• [EXERCISE DIRECTIONS] All of the lines below are to be printed again exactly; images are excluded from the output.

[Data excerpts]
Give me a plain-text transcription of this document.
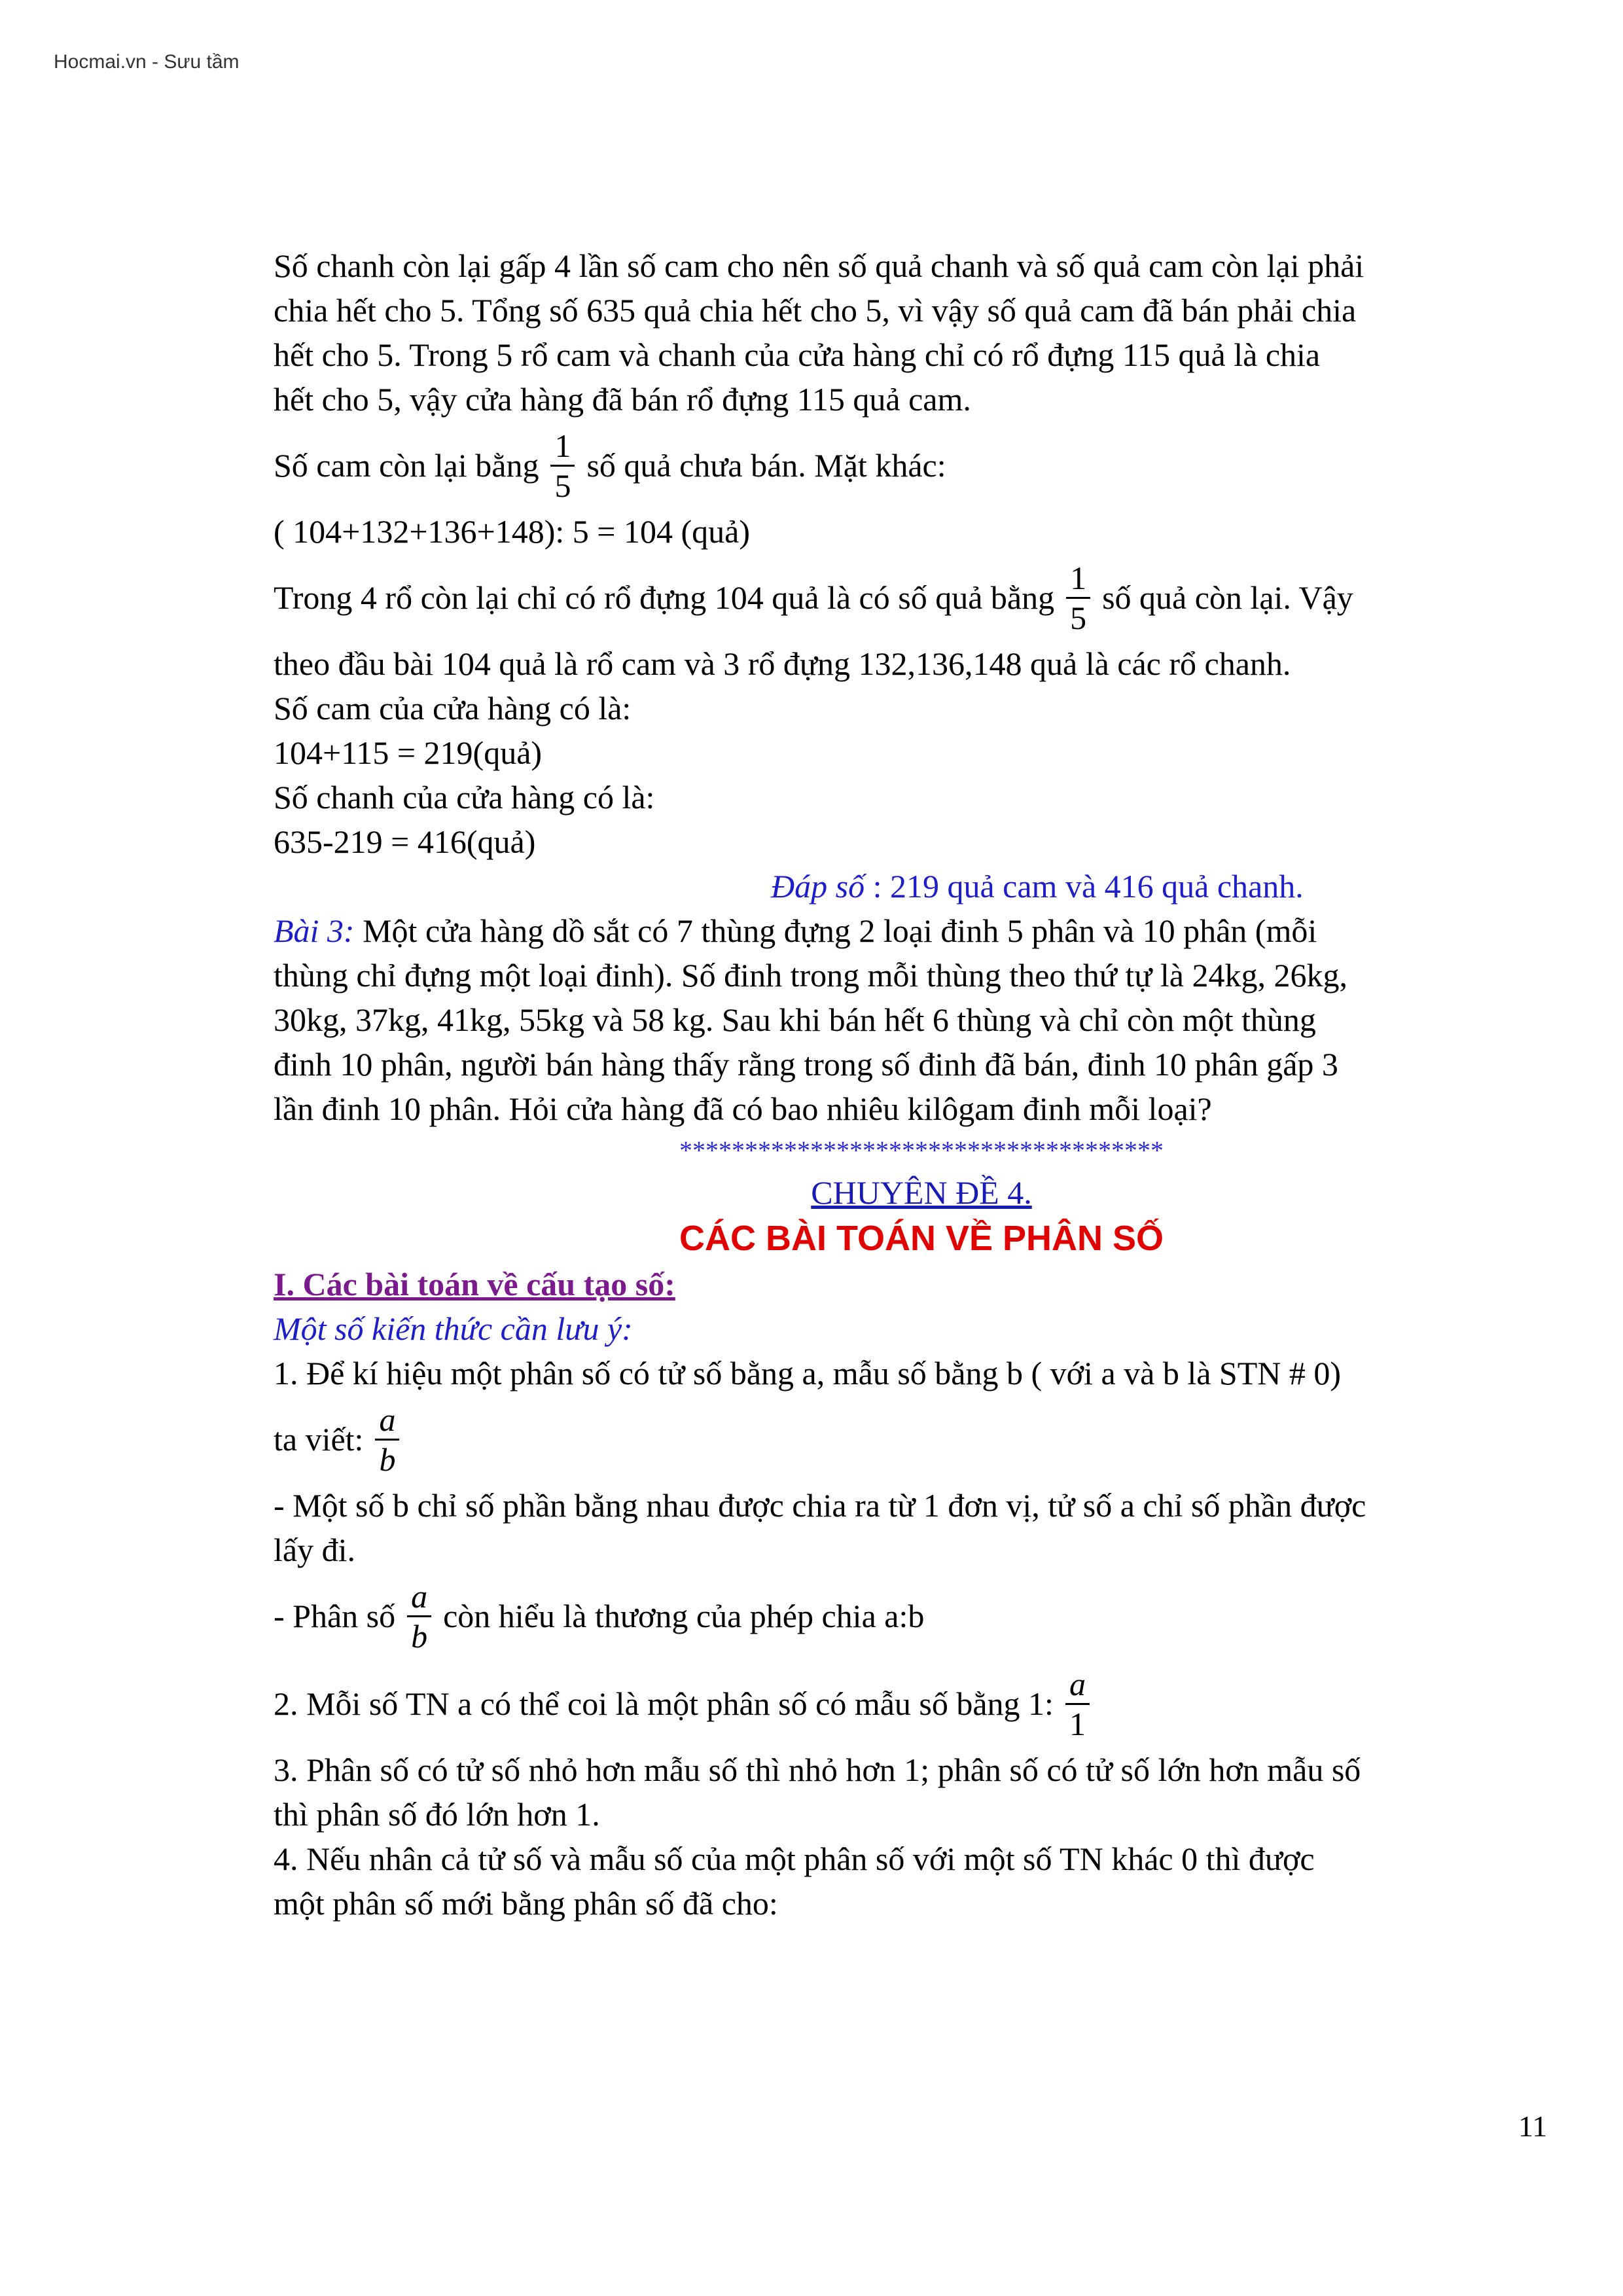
Hocmai.vn - Sưu tầm
Số chanh còn lại gấp 4 lần số cam cho nên số quả chanh và số quả cam còn lại phải
chia hết cho 5. Tổng số 635 quả chia hết cho 5, vì vậy số quả cam đã bán phải chia
hết cho 5. Trong 5 rổ cam và chanh của cửa hàng chỉ có rổ đựng 115 quả là chia
hết cho 5, vậy cửa hàng đã bán rổ đựng 115 quả cam.
Số cam còn lại bằng $\frac{1}{5}$ số quả chưa bán. Mặt khác:
( 104+132+136+148): 5 = 104 (quả)
Trong 4 rổ còn lại chỉ có rổ đựng 104 quả là có số quả bằng $\frac{1}{5}$ số quả còn lại. Vậy
theo đầu bài 104 quả là rổ cam và 3 rổ đựng 132,136,148 quả là các rổ chanh.
Số cam của cửa hàng có là:
104+115 = 219(quả)
Số chanh của cửa hàng có là:
635-219 = 416(quả)
Đáp số : 219 quả cam và 416 quả chanh.
Bài 3: Một cửa hàng dồ sắt có 7 thùng đựng 2 loại đinh 5 phân và 10 phân (mỗi
thùng chỉ đựng một loại đinh). Số đinh trong mỗi thùng theo thứ tự là 24kg, 26kg,
30kg, 37kg, 41kg, 55kg và 58 kg. Sau khi bán hết 6 thùng và chỉ còn một thùng
đinh 10 phân, người bán hàng thấy rằng trong số đinh đã bán, đinh 10 phân gấp 3
lần đinh 10 phân. Hỏi cửa hàng đã có bao nhiêu kilôgam đinh mỗi loại?
*************************************
CHUYÊN ĐỀ 4.
CÁC BÀI TOÁN VỀ PHÂN SỐ
I. Các bài toán về cấu tạo số:
Một số kiến thức cần lưu ý:
1. Để kí hiệu một phân số có tử số bằng a, mẫu số bằng b ( với a và b là STN # 0)
ta viết: $\frac{a}{b}$
- Một số b chỉ số phần bằng nhau được chia ra từ 1 đơn vị, tử số a chỉ số phần được
lấy đi.
- Phân số $\frac{a}{b}$ còn hiểu là thương của phép chia a:b
2. Mỗi số TN a có thể coi là một phân số có mẫu số bằng 1: $\frac{a}{1}$
3. Phân số có tử số nhỏ hơn mẫu số thì nhỏ hơn 1; phân số có tử số lớn hơn mẫu số
thì phân số đó lớn hơn 1.
4. Nếu nhân cả tử số và mẫu số của một phân số với một số TN khác 0 thì được
một phân số mới bằng phân số đã cho:
11
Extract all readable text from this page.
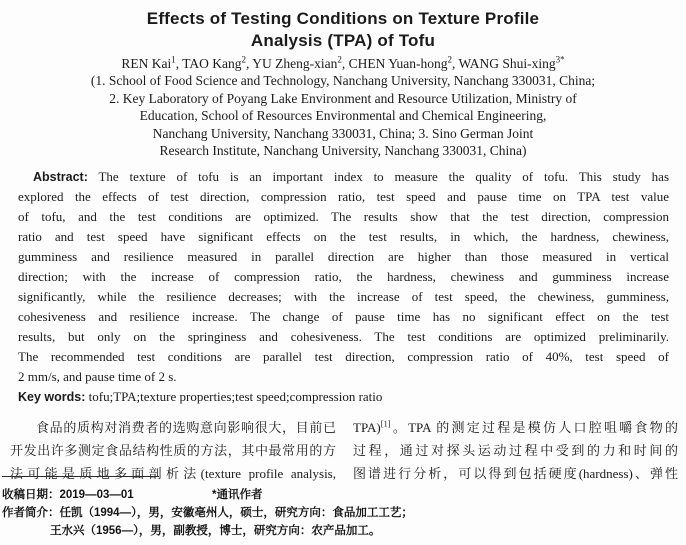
Effects of Testing Conditions on Texture Profile
Analysis (TPA) of Tofu
REN Kai$^1$, TAO Kang$^2$, YU Zheng-xian$^2$, CHEN Yuan-hong$^2$, WANG Shui-xing$^{3*}$
(1. School of Food Science and Technology, Nanchang University, Nanchang 330031, China;
2. Key Laboratory of Poyang Lake Environment and Resource Utilization, Ministry of
Education, School of Resources Environmental and Chemical Engineering,
Nanchang University, Nanchang 330031, China; 3. Sino German Joint
Research Institute, Nanchang University, Nanchang 330031, China)
Abstract: The texture of tofu is an important index to measure the quality of tofu. This study has
explored the effects of test direction, compression ratio, test speed and pause time on TPA test value
of tofu, and the test conditions are optimized. The results show that the test direction, compression
ratio and test speed have significant effects on the test results, in which, the hardness, chewiness,
gumminess and resilience measured in parallel direction are higher than those measured in vertical
direction; with the increase of compression ratio, the hardness, chewiness and gumminess increase
significantly, while the resilience decreases; with the increase of test speed, the chewiness, gumminess,
cohesiveness and resilience increase. The change of pause time has no significant effect on the test
results, but only on the springiness and cohesiveness. The test conditions are optimized preliminarily.
The recommended test conditions are parallel test direction, compression ratio of 40%, test speed of
2 mm/s, and pause time of 2 s.
Key words: tofu;TPA;texture properties;test speed;compression ratio
食品的质构对消费者的选购意向影响很大，目前已
开发出许多测定食品结构性质的方法，其中最常用的方
法可能是质地多面剖析法(texture profile analysis,
TPA)[1]。TPA 的测定过程是模仿人口腔咀嚼食物的
过程，通过对探头运动过程中受到的力和时间的
图谱进行分析，可以得到包括硬度(hardness)、弹性
收稿日期：2019—03—01	*通讯作者
作者简介：任凯（1994—），男，安徽亳州人，硕士，研究方向：食品加工工艺；
王水兴（1956—），男，副教授，博士，研究方向：农产品加工。
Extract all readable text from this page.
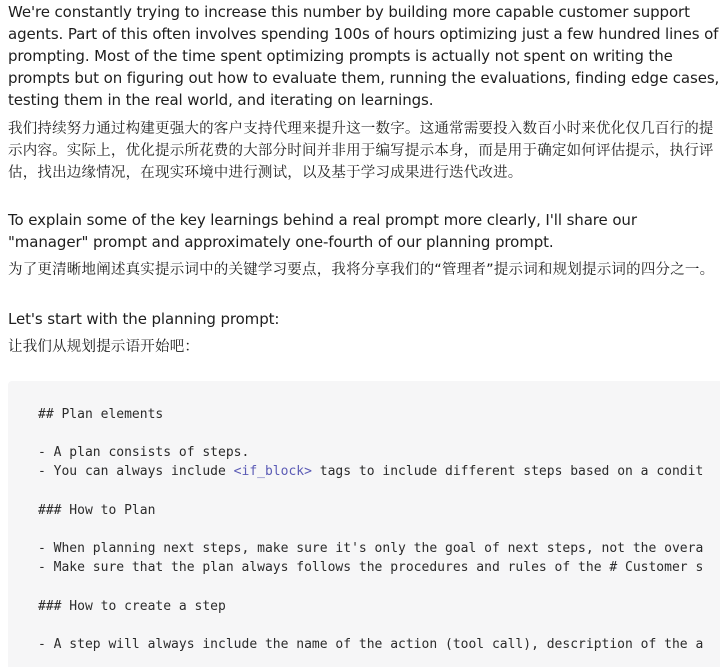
We're constantly trying to increase this number by building more capable customer support agents. Part of this often involves spending 100s of hours optimizing just a few hundred lines of prompting. Most of the time spent optimizing prompts is actually not spent on writing the prompts but on figuring out how to evaluate them, running the evaluations, finding edge cases, testing them in the real world, and iterating on learnings.

我们持续努力通过构建更强大的客户支持代理来提升这一数字。这通常需要投入数百小时来优化仅几百行的提示内容。实际上，优化提示所花费的大部分时间并非用于编写提示本身，而是用于确定如何评估提示，执行评估，找出边缘情况，在现实环境中进行测试，以及基于学习成果进行迭代改进。

To explain some of the key learnings behind a real prompt more clearly, I'll share our "manager" prompt and approximately one-fourth of our planning prompt.

为了更清晰地阐述真实提示词中的关键学习要点，我将分享我们的“管理者”提示词和规划提示词的四分之一。

Let's start with the planning prompt:

让我们从规划提示语开始吧：

## Plan elements

- A plan consists of steps.

- You can always include <if_block> tags to include different steps based on a condit

### How to Plan

- When planning next steps, make sure it's only the goal of next steps, not the overa

- Make sure that the plan always follows the procedures and rules of the # Customer s

### How to create a step

- A step will always include the name of the action (tool call), description of the a
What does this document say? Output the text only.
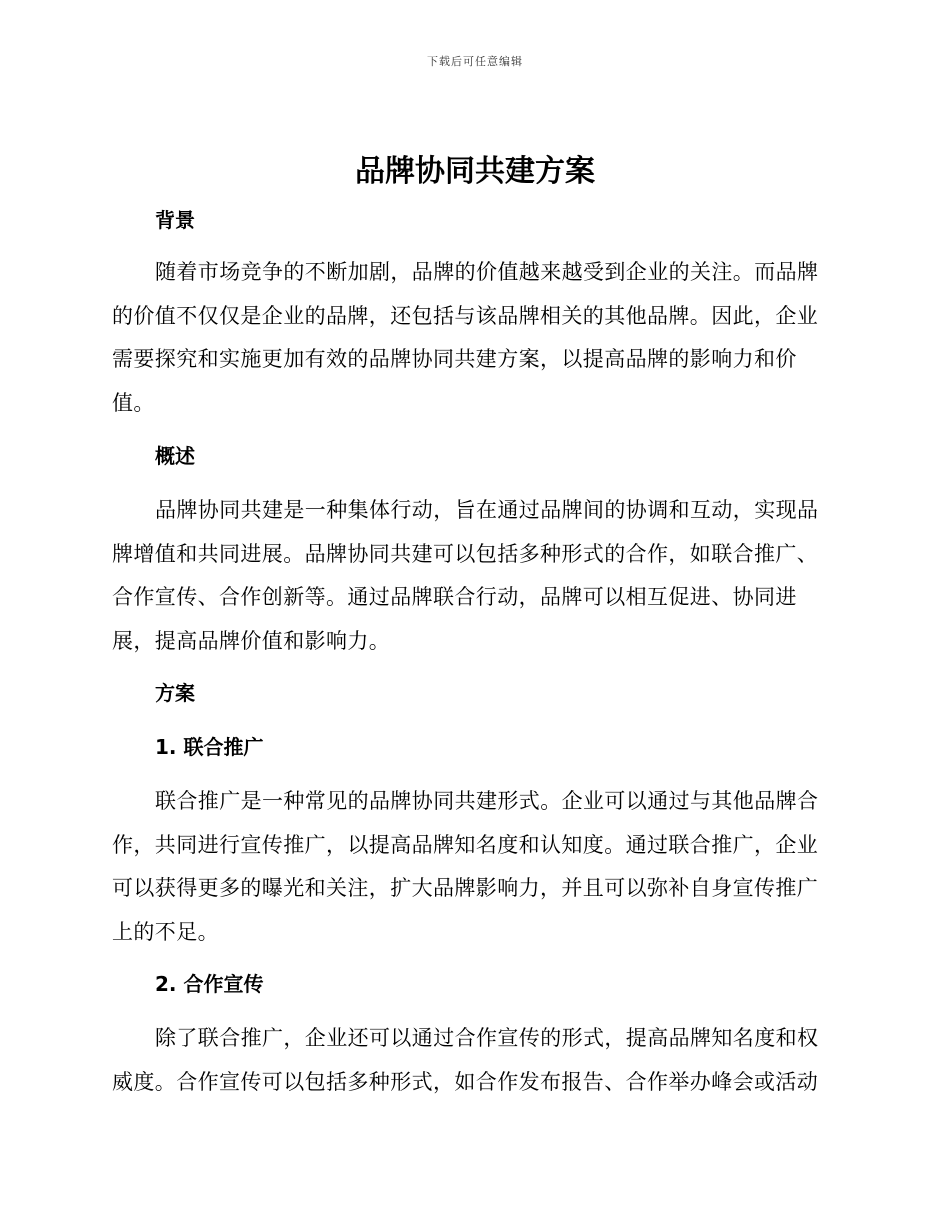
下载后可任意编辑
品牌协同共建方案
背景

随着市场竞争的不断加剧，品牌的价值越来越受到企业的关注。而品牌的价值不仅仅是企业的品牌，还包括与该品牌相关的其他品牌。因此，企业需要探究和实施更加有效的品牌协同共建方案，以提高品牌的影响力和价值。

概述

品牌协同共建是一种集体行动，旨在通过品牌间的协调和互动，实现品牌增值和共同进展。品牌协同共建可以包括多种形式的合作，如联合推广、合作宣传、合作创新等。通过品牌联合行动，品牌可以相互促进、协同进展，提高品牌价值和影响力。

方案
1. 联合推广

联合推广是一种常见的品牌协同共建形式。企业可以通过与其他品牌合作，共同进行宣传推广，以提高品牌知名度和认知度。通过联合推广，企业可以获得更多的曝光和关注，扩大品牌影响力，并且可以弥补自身宣传推广上的不足。

2. 合作宣传

除了联合推广，企业还可以通过合作宣传的形式，提高品牌知名度和权威度。合作宣传可以包括多种形式，如合作发布报告、合作举办峰会或活动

• [EXERCISE SOLUTION]
Give me a plain-text transcription of this document.
Hocmai.vn - Sưu tầm
Số chanh còn lại gấp 4 lần số cam cho nên số quả chanh và số quả cam còn lại phải
chia hết cho 5. Tổng số 635 quả chia hết cho 5, vì vậy số quả cam đã bán phải chia
hết cho 5. Trong 5 rổ cam và chanh của cửa hàng chỉ có rổ đựng 115 quả là chia
hết cho 5, vậy cửa hàng đã bán rổ đựng 115 quả cam.
Số cam còn lại bằng $\frac{1}{5}$ số quả chưa bán. Mặt khác:
( 104+132+136+148): 5 = 104 (quả)
Trong 4 rổ còn lại chỉ có rổ đựng 104 quả là có số quả bằng $\frac{1}{5}$ số quả còn lại. Vậy
theo đầu bài 104 quả là rổ cam và 3 rổ đựng 132,136,148 quả là các rổ chanh.
Số cam của cửa hàng có là:
104+115 = 219(quả)
Số chanh của cửa hàng có là:
635-219 = 416(quả)
Đáp số : 219 quả cam và 416 quả chanh.
Bài 3: Một cửa hàng dồ sắt có 7 thùng đựng 2 loại đinh 5 phân và 10 phân (mỗi
thùng chỉ đựng một loại đinh). Số đinh trong mỗi thùng theo thứ tự là 24kg, 26kg,
30kg, 37kg, 41kg, 55kg và 58 kg. Sau khi bán hết 6 thùng và chỉ còn một thùng
đinh 10 phân, người bán hàng thấy rằng trong số đinh đã bán, đinh 10 phân gấp 3
lần đinh 10 phân. Hỏi cửa hàng đã có bao nhiêu kilôgam đinh mỗi loại?
*************************************
CHUYÊN ĐỀ 4.
CÁC BÀI TOÁN VỀ PHÂN SỐ
I. Các bài toán về cấu tạo số:
Một số kiến thức cần lưu ý:
1. Để kí hiệu một phân số có tử số bằng a, mẫu số bằng b ( với a và b là STN # 0)
ta viết: $\frac{a}{b}$
- Một số b chỉ số phần bằng nhau được chia ra từ 1 đơn vị, tử số a chỉ số phần được
lấy đi.
- Phân số $\frac{a}{b}$ còn hiểu là thương của phép chia a:b
2. Mỗi số TN a có thể coi là một phân số có mẫu số bằng 1: $\frac{a}{1}$
3. Phân số có tử số nhỏ hơn mẫu số thì nhỏ hơn 1; phân số có tử số lớn hơn mẫu số
thì phân số đó lớn hơn 1.
4. Nếu nhân cả tử số và mẫu số của một phân số với một số TN khác 0 thì được
một phân số mới bằng phân số đã cho:
11
Extract all readable text from this page.
Effects of Testing Conditions on Texture Profile
Analysis (TPA) of Tofu
REN Kai$^1$, TAO Kang$^2$, YU Zheng-xian$^2$, CHEN Yuan-hong$^2$, WANG Shui-xing$^{3*}$
(1. School of Food Science and Technology, Nanchang University, Nanchang 330031, China;
2. Key Laboratory of Poyang Lake Environment and Resource Utilization, Ministry of
Education, School of Resources Environmental and Chemical Engineering,
Nanchang University, Nanchang 330031, China; 3. Sino German Joint
Research Institute, Nanchang University, Nanchang 330031, China)
Abstract: The texture of tofu is an important index to measure the quality of tofu. This study has
explored the effects of test direction, compression ratio, test speed and pause time on TPA test value
of tofu, and the test conditions are optimized. The results show that the test direction, compression
ratio and test speed have significant effects on the test results, in which, the hardness, chewiness,
gumminess and resilience measured in parallel direction are higher than those measured in vertical
direction; with the increase of compression ratio, the hardness, chewiness and gumminess increase
significantly, while the resilience decreases; with the increase of test speed, the chewiness, gumminess,
cohesiveness and resilience increase. The change of pause time has no significant effect on the test
results, but only on the springiness and cohesiveness. The test conditions are optimized preliminarily.
The recommended test conditions are parallel test direction, compression ratio of 40%, test speed of
2 mm/s, and pause time of 2 s.
Key words: tofu;TPA;texture properties;test speed;compression ratio
食品的质构对消费者的选购意向影响很大，目前已
开发出许多测定食品结构性质的方法，其中最常用的方
法可能是质地多面剖析法(texture profile analysis,
TPA)[1]。TPA 的测定过程是模仿人口腔咀嚼食物的
过程，通过对探头运动过程中受到的力和时间的
图谱进行分析，可以得到包括硬度(hardness)、弹性
收稿日期：2019—03—01	*通讯作者
作者简介：任凯（1994—），男，安徽亳州人，硕士，研究方向：食品加工工艺；
王水兴（1956—），男，副教授，博士，研究方向：农产品加工。
Extract all readable text from this page.
We're constantly trying to increase this number by building more capable customer support agents. Part of this often involves spending 100s of hours optimizing just a few hundred lines of prompting. Most of the time spent optimizing prompts is actually not spent on writing the prompts but on figuring out how to evaluate them, running the evaluations, finding edge cases, testing them in the real world, and iterating on learnings.

我们持续努力通过构建更强大的客户支持代理来提升这一数字。这通常需要投入数百小时来优化仅几百行的提示内容。实际上，优化提示所花费的大部分时间并非用于编写提示本身，而是用于确定如何评估提示，执行评估，找出边缘情况，在现实环境中进行测试，以及基于学习成果进行迭代改进。

To explain some of the key learnings behind a real prompt more clearly, I'll share our "manager" prompt and approximately one-fourth of our planning prompt.

为了更清晰地阐述真实提示词中的关键学习要点，我将分享我们的“管理者”提示词和规划提示词的四分之一。

Let's start with the planning prompt:

让我们从规划提示语开始吧：

## Plan elements

- A plan consists of steps.

- You can always include <if_block> tags to include different steps based on a condit

### How to Plan

- When planning next steps, make sure it's only the goal of next steps, not the overa

- Make sure that the plan always follows the procedures and rules of the # Customer s

### How to create a step

- A step will always include the name of the action (tool call), description of the a
What does this document say? Output the text only.
下载后可任意编辑
品牌协同共建方案
背景

随着市场竞争的不断加剧，品牌的价值越来越受到企业的关注。而品牌的价值不仅仅是企业的品牌，还包括与该品牌相关的其他品牌。因此，企业需要探究和实施更加有效的品牌协同共建方案，以提高品牌的影响力和价值。

概述

品牌协同共建是一种集体行动，旨在通过品牌间的协调和互动，实现品牌增值和共同进展。品牌协同共建可以包括多种形式的合作，如联合推广、合作宣传、合作创新等。通过品牌联合行动，品牌可以相互促进、协同进展，提高品牌价值和影响力。

方案
1. 联合推广

联合推广是一种常见的品牌协同共建形式。企业可以通过与其他品牌合作，共同进行宣传推广，以提高品牌知名度和认知度。通过联合推广，企业可以获得更多的曝光和关注，扩大品牌影响力，并且可以弥补自身宣传推广上的不足。

2. 合作宣传

除了联合推广，企业还可以通过合作宣传的形式，提高品牌知名度和权威度。合作宣传可以包括多种形式，如合作发布报告、合作举办峰会或活动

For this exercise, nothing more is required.